● Work to complete
Of all the lines in these entries, how many contain the string "panel"? Give only that count.

Dataset entries on figures
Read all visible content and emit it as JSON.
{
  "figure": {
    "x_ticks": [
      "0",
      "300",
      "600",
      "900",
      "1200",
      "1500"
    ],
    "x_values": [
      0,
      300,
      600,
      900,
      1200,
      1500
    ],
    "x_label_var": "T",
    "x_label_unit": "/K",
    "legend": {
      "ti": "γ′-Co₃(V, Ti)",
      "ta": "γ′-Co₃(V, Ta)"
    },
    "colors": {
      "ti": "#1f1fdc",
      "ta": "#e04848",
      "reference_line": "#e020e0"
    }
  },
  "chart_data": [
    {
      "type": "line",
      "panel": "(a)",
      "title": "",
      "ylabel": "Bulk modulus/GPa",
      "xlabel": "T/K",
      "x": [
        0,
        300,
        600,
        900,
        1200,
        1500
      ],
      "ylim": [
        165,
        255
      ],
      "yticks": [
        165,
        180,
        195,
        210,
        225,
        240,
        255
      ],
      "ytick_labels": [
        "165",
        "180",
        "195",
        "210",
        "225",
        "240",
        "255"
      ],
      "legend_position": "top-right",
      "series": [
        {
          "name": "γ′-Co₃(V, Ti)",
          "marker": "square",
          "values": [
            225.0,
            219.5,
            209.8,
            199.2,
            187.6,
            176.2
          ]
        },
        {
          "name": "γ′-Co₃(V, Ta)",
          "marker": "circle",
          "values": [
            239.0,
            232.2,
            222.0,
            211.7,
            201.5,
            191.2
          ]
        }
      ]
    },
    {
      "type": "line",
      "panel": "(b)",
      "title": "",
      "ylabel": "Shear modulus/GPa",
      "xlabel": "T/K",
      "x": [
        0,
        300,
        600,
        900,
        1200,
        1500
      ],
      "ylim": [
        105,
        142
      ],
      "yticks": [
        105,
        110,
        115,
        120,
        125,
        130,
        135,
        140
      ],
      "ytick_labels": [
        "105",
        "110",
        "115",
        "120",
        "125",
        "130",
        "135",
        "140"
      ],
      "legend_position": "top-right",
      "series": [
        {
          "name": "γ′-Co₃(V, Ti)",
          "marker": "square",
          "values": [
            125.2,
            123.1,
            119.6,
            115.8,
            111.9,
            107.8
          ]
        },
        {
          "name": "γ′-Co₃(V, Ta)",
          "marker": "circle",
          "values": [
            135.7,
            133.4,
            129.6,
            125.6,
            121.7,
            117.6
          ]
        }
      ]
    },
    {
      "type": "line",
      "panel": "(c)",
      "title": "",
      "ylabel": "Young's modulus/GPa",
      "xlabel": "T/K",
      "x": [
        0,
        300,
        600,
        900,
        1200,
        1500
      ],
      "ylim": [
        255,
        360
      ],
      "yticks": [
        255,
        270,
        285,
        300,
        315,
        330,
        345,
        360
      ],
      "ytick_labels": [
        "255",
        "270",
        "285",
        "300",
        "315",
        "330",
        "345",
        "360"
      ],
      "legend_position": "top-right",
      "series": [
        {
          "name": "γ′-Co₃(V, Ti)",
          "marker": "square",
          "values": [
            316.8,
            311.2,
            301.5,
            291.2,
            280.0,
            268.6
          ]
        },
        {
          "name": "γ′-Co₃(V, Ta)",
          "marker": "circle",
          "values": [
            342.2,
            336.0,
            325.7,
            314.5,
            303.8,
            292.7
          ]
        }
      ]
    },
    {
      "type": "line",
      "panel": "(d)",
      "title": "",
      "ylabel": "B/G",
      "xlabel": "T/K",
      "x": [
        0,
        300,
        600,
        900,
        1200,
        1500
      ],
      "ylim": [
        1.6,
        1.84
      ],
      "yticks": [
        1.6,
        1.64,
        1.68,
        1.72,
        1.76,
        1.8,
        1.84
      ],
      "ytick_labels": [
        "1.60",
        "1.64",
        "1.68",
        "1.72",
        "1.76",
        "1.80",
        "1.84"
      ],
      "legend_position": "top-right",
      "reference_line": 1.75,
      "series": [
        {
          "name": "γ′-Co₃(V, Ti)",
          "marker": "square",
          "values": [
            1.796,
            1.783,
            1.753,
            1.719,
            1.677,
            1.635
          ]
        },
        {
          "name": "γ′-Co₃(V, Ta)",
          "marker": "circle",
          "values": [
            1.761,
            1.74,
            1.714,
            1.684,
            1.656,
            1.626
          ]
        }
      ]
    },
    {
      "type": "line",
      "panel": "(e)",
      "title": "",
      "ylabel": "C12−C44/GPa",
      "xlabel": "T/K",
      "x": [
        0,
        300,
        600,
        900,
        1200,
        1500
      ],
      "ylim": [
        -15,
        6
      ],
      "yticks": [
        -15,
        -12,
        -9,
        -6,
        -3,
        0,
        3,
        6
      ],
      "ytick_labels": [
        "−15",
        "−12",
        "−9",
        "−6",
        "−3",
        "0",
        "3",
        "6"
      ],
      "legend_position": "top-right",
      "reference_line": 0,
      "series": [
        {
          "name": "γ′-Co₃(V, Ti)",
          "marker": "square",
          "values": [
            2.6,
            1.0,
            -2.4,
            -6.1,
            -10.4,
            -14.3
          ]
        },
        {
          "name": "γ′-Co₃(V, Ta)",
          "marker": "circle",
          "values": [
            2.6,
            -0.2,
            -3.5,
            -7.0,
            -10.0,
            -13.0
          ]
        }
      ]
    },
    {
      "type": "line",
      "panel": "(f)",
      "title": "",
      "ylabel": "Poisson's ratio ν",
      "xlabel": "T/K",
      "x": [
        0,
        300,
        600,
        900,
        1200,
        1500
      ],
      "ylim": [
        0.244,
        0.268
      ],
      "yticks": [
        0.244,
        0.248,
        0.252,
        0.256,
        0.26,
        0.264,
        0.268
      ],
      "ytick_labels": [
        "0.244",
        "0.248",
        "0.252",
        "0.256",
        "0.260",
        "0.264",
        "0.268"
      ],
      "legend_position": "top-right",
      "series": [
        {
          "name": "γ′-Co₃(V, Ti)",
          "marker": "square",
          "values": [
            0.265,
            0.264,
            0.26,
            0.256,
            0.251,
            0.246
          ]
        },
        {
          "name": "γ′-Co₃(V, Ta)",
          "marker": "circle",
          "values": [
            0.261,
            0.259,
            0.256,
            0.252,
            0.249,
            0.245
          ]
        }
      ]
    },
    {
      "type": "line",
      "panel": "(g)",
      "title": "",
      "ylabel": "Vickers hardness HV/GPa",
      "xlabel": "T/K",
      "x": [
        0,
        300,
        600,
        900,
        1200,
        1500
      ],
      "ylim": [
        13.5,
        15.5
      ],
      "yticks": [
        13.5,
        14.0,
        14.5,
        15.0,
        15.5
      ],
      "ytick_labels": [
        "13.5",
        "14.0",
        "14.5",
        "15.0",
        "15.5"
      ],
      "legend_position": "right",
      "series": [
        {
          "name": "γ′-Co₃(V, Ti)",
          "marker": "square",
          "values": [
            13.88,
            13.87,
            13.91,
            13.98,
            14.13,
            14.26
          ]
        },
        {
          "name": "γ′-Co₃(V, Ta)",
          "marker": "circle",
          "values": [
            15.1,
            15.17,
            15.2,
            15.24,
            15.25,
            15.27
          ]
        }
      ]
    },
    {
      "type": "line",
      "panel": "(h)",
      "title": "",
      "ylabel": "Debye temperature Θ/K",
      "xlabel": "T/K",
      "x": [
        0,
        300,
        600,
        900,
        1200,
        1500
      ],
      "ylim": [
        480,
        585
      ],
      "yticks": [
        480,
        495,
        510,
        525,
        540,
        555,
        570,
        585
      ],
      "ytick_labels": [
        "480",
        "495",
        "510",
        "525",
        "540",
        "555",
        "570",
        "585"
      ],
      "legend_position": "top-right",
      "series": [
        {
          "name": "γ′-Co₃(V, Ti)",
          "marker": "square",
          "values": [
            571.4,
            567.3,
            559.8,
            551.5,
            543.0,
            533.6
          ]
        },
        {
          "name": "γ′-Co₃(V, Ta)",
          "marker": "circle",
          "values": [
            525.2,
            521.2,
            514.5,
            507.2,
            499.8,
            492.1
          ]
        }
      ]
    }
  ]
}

● Answer to the problem
8